▶ Task prompt
Go through the entries and transcribe each one exactly, dropping the pictures.

▶ Exercise materials
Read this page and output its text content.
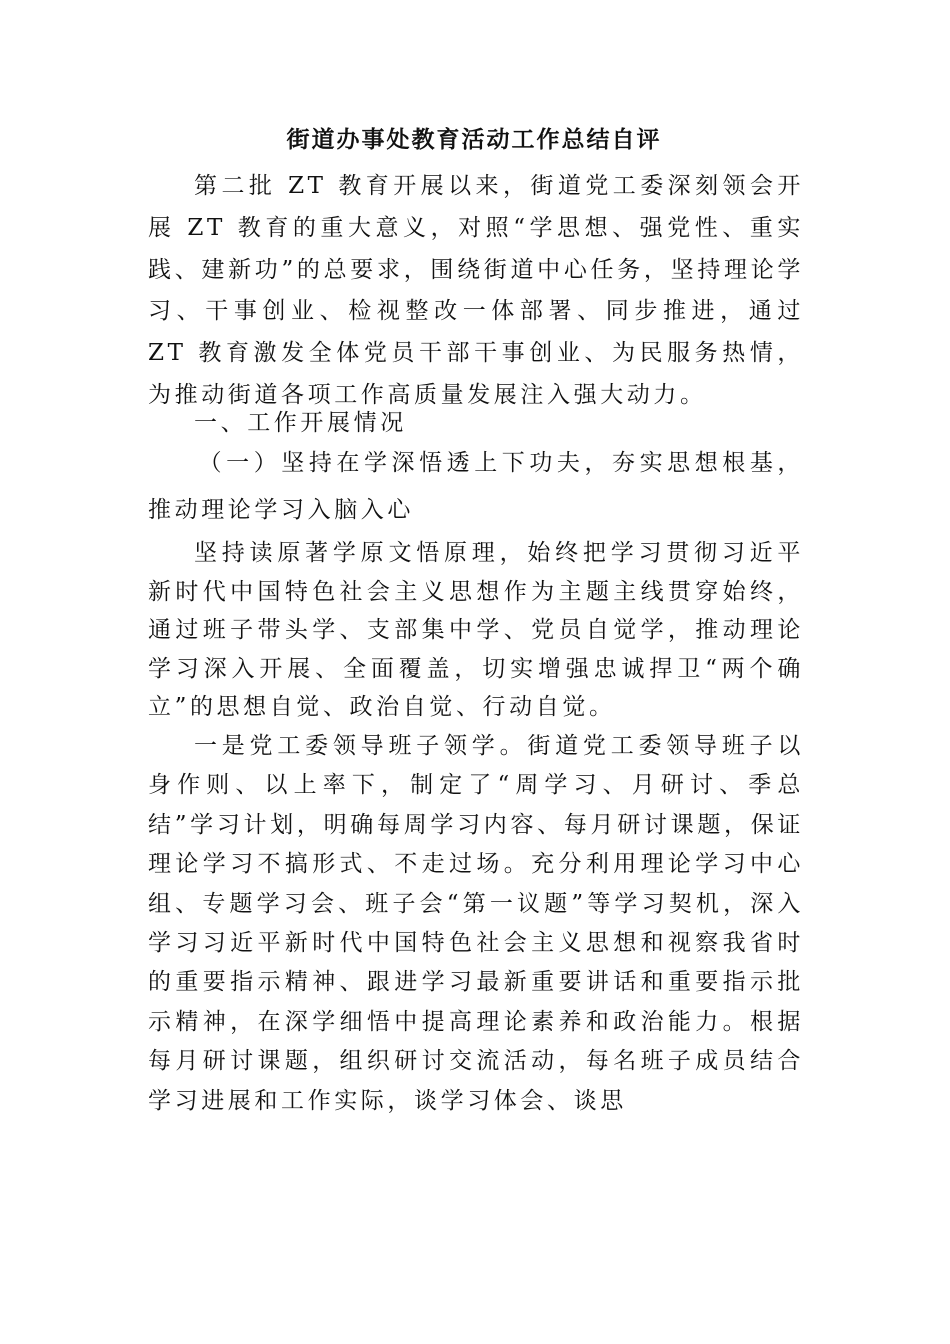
街道办事处教育活动工作总结自评

第二批 ZT 教育开展以来，街道党工委深刻领会开展 ZT 教育的重大意义，对照“学思想、强党性、重实践、建新功”的总要求，围绕街道中心任务，坚持理论学习、干事创业、检视整改一体部署、同步推进，通过 ZT 教育激发全体党员干部干事创业、为民服务热情，为推动街道各项工作高质量发展注入强大动力。

一、工作开展情况

（一）坚持在学深悟透上下功夫，夯实思想根基，推动理论学习入脑入心

坚持读原著学原文悟原理，始终把学习贯彻习近平新时代中国特色社会主义思想作为主题主线贯穿始终，通过班子带头学、支部集中学、党员自觉学，推动理论学习深入开展、全面覆盖，切实增强忠诚捍卫“两个确立”的思想自觉、政治自觉、行动自觉。

一是党工委领导班子领学。街道党工委领导班子以身作则、以上率下，制定了“周学习、月研讨、季总结”学习计划，明确每周学习内容、每月研讨课题，保证理论学习不搞形式、不走过场。充分利用理论学习中心组、专题学习会、班子会“第一议题”等学习契机，深入学习习近平新时代中国特色社会主义思想和视察我省时的重要指示精神、跟进学习最新重要讲话和重要指示批示精神，在深学细悟中提高理论素养和政治能力。根据每月研讨课题，组织研讨交流活动，每名班子成员结合学习进展和工作实际，谈学习体会、谈思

▶ Response below
Read this page and output its text content.
街道办事处教育活动工作总结自评

第二批 ZT 教育开展以来，街道党工委深刻领会开展 ZT 教育的重大意义，对照“学思想、强党性、重实践、建新功”的总要求，围绕街道中心任务，坚持理论学习、干事创业、检视整改一体部署、同步推进，通过 ZT 教育激发全体党员干部干事创业、为民服务热情，为推动街道各项工作高质量发展注入强大动力。

一、工作开展情况

（一）坚持在学深悟透上下功夫，夯实思想根基，推动理论学习入脑入心

坚持读原著学原文悟原理，始终把学习贯彻习近平新时代中国特色社会主义思想作为主题主线贯穿始终，通过班子带头学、支部集中学、党员自觉学，推动理论学习深入开展、全面覆盖，切实增强忠诚捍卫“两个确立”的思想自觉、政治自觉、行动自觉。

一是党工委领导班子领学。街道党工委领导班子以身作则、以上率下，制定了“周学习、月研讨、季总结”学习计划，明确每周学习内容、每月研讨课题，保证理论学习不搞形式、不走过场。充分利用理论学习中心组、专题学习会、班子会“第一议题”等学习契机，深入学习习近平新时代中国特色社会主义思想和视察我省时的重要指示精神、跟进学习最新重要讲话和重要指示批示精神，在深学细悟中提高理论素养和政治能力。根据每月研讨课题，组织研讨交流活动，每名班子成员结合学习进展和工作实际，谈学习体会、谈思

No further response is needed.